— BEGIN Input —

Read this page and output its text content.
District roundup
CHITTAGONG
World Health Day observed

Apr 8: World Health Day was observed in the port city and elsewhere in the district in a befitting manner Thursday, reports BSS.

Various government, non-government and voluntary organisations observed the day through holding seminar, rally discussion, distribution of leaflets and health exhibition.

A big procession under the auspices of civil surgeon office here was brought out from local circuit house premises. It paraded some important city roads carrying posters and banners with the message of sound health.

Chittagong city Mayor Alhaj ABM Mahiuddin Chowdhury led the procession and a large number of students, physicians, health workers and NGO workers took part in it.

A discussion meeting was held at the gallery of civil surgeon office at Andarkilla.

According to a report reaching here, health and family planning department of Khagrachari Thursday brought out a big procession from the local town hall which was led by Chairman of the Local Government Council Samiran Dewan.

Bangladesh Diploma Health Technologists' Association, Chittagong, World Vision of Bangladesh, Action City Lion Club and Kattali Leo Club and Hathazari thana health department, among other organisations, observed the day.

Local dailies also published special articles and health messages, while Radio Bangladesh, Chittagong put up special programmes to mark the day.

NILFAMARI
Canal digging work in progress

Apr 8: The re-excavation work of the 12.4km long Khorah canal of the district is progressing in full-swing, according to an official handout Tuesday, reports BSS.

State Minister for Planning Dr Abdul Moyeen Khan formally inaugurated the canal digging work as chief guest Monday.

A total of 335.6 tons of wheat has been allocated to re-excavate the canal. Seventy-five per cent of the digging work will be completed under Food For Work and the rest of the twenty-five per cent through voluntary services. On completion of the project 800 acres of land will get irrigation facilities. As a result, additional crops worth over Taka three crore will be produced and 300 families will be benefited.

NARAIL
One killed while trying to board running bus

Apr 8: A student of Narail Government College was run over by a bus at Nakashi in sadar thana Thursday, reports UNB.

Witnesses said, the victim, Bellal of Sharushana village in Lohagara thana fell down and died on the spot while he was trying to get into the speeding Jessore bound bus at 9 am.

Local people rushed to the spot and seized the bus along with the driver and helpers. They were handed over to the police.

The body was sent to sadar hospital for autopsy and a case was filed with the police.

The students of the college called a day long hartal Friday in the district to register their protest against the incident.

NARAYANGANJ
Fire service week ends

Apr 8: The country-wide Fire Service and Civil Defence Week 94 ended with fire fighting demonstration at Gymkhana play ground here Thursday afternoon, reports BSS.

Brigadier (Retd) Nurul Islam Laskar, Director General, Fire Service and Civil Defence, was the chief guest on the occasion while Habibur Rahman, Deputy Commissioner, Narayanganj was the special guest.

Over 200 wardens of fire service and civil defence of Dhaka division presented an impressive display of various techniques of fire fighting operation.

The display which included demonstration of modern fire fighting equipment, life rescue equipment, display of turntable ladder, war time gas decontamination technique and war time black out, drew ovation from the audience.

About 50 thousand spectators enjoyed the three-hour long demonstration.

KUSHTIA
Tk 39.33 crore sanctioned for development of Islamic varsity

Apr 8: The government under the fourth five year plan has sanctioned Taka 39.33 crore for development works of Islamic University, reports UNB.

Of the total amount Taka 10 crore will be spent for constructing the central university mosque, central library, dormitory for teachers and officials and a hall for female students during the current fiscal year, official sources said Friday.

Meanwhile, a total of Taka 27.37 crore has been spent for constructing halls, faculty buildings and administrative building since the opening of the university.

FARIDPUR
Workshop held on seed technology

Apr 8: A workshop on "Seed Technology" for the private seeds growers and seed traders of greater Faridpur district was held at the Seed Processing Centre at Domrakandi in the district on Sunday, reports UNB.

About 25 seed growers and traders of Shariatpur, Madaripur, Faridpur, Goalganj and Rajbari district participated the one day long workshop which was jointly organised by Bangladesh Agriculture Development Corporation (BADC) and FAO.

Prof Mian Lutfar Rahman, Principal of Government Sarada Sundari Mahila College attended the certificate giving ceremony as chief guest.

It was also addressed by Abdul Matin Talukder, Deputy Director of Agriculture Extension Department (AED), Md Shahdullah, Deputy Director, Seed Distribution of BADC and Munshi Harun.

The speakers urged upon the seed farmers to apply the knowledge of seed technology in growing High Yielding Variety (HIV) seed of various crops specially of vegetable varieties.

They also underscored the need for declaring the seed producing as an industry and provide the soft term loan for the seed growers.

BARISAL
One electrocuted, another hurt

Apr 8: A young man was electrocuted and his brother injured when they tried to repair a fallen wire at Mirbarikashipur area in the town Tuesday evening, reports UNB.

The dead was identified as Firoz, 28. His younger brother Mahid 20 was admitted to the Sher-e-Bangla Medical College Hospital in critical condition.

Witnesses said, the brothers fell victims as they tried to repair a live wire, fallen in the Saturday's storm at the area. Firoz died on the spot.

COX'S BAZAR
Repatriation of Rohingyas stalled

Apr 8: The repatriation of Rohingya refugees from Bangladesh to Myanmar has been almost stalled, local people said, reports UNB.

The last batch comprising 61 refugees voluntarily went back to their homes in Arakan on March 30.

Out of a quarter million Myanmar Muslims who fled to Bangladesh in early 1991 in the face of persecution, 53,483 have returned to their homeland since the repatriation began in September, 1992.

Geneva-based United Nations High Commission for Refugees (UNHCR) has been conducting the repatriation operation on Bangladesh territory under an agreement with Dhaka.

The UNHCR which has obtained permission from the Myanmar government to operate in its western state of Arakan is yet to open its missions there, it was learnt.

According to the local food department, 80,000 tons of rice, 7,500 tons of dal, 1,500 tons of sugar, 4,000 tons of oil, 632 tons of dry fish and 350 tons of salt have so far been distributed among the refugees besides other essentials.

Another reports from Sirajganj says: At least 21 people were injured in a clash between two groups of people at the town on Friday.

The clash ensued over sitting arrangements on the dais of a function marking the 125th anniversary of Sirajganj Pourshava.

— END Input —

* **Exercise task**:
Copy all the records above exactly, missing none.

* **Response for this exercise**:
Read this page and output its text content.
District roundup
CHITTAGONG
World Health Day observed

Apr 8: World Health Day was observed in the port city and elsewhere in the district in a befitting manner Thursday, reports BSS.

Various government, non-government and voluntary organisations observed the day through holding seminar, rally discussion, distribution of leaflets and health exhibition.

A big procession under the auspices of civil surgeon office here was brought out from local circuit house premises. It paraded some important city roads carrying posters and banners with the message of sound health.

Chittagong city Mayor Alhaj ABM Mahiuddin Chowdhury led the procession and a large number of students, physicians, health workers and NGO workers took part in it.

A discussion meeting was held at the gallery of civil surgeon office at Andarkilla.

According to a report reaching here, health and family planning department of Khagrachari Thursday brought out a big procession from the local town hall which was led by Chairman of the Local Government Council Samiran Dewan.

Bangladesh Diploma Health Technologists' Association, Chittagong, World Vision of Bangladesh, Action City Lion Club and Kattali Leo Club and Hathazari thana health department, among other organisations, observed the day.

Local dailies also published special articles and health messages, while Radio Bangladesh, Chittagong put up special programmes to mark the day.

NILFAMARI
Canal digging work in progress

Apr 8: The re-excavation work of the 12.4km long Khorah canal of the district is progressing in full-swing, according to an official handout Tuesday, reports BSS.

State Minister for Planning Dr Abdul Moyeen Khan formally inaugurated the canal digging work as chief guest Monday.

A total of 335.6 tons of wheat has been allocated to re-excavate the canal. Seventy-five per cent of the digging work will be completed under Food For Work and the rest of the twenty-five per cent through voluntary services. On completion of the project 800 acres of land will get irrigation facilities. As a result, additional crops worth over Taka three crore will be produced and 300 families will be benefited.

NARAIL
One killed while trying to board running bus

Apr 8: A student of Narail Government College was run over by a bus at Nakashi in sadar thana Thursday, reports UNB.

Witnesses said, the victim, Bellal of Sharushana village in Lohagara thana fell down and died on the spot while he was trying to get into the speeding Jessore bound bus at 9 am.

Local people rushed to the spot and seized the bus along with the driver and helpers. They were handed over to the police.

The body was sent to sadar hospital for autopsy and a case was filed with the police.

The students of the college called a day long hartal Friday in the district to register their protest against the incident.

NARAYANGANJ
Fire service week ends

Apr 8: The country-wide Fire Service and Civil Defence Week 94 ended with fire fighting demonstration at Gymkhana play ground here Thursday afternoon, reports BSS.

Brigadier (Retd) Nurul Islam Laskar, Director General, Fire Service and Civil Defence, was the chief guest on the occasion while Habibur Rahman, Deputy Commissioner, Narayanganj was the special guest.

Over 200 wardens of fire service and civil defence of Dhaka division presented an impressive display of various techniques of fire fighting operation.

The display which included demonstration of modern fire fighting equipment, life rescue equipment, display of turntable ladder, war time gas decontamination technique and war time black out, drew ovation from the audience.

About 50 thousand spectators enjoyed the three-hour long demonstration.

KUSHTIA
Tk 39.33 crore sanctioned for development of Islamic varsity

Apr 8: The government under the fourth five year plan has sanctioned Taka 39.33 crore for development works of Islamic University, reports UNB.

Of the total amount Taka 10 crore will be spent for constructing the central university mosque, central library, dormitory for teachers and officials and a hall for female students during the current fiscal year, official sources said Friday.

Meanwhile, a total of Taka 27.37 crore has been spent for constructing halls, faculty buildings and administrative building since the opening of the university.

FARIDPUR
Workshop held on seed technology

Apr 8: A workshop on "Seed Technology" for the private seeds growers and seed traders of greater Faridpur district was held at the Seed Processing Centre at Domrakandi in the district on Sunday, reports UNB.

About 25 seed growers and traders of Shariatpur, Madaripur, Faridpur, Goalganj and Rajbari district participated the one day long workshop which was jointly organised by Bangladesh Agriculture Development Corporation (BADC) and FAO.

Prof Mian Lutfar Rahman, Principal of Government Sarada Sundari Mahila College attended the certificate giving ceremony as chief guest.

It was also addressed by Abdul Matin Talukder, Deputy Director of Agriculture Extension Department (AED), Md Shahdullah, Deputy Director, Seed Distribution of BADC and Munshi Harun.

The speakers urged upon the seed farmers to apply the knowledge of seed technology in growing High Yielding Variety (HIV) seed of various crops specially of vegetable varieties.

They also underscored the need for declaring the seed producing as an industry and provide the soft term loan for the seed growers.

BARISAL
One electrocuted, another hurt

Apr 8: A young man was electrocuted and his brother injured when they tried to repair a fallen wire at Mirbarikashipur area in the town Tuesday evening, reports UNB.

The dead was identified as Firoz, 28. His younger brother Mahid 20 was admitted to the Sher-e-Bangla Medical College Hospital in critical condition.

Witnesses said, the brothers fell victims as they tried to repair a live wire, fallen in the Saturday's storm at the area. Firoz died on the spot.

COX'S BAZAR
Repatriation of Rohingyas stalled

Apr 8: The repatriation of Rohingya refugees from Bangladesh to Myanmar has been almost stalled, local people said, reports UNB.

The last batch comprising 61 refugees voluntarily went back to their homes in Arakan on March 30.

Out of a quarter million Myanmar Muslims who fled to Bangladesh in early 1991 in the face of persecution, 53,483 have returned to their homeland since the repatriation began in September, 1992.

Geneva-based United Nations High Commission for Refugees (UNHCR) has been conducting the repatriation operation on Bangladesh territory under an agreement with Dhaka.

The UNHCR which has obtained permission from the Myanmar government to operate in its western state of Arakan is yet to open its missions there, it was learnt.

According to the local food department, 80,000 tons of rice, 7,500 tons of dal, 1,500 tons of sugar, 4,000 tons of oil, 632 tons of dry fish and 350 tons of salt have so far been distributed among the refugees besides other essentials.

Another reports from Sirajganj says: At least 21 people were injured in a clash between two groups of people at the town on Friday.

The clash ensued over sitting arrangements on the dais of a function marking the 125th anniversary of Sirajganj Pourshava.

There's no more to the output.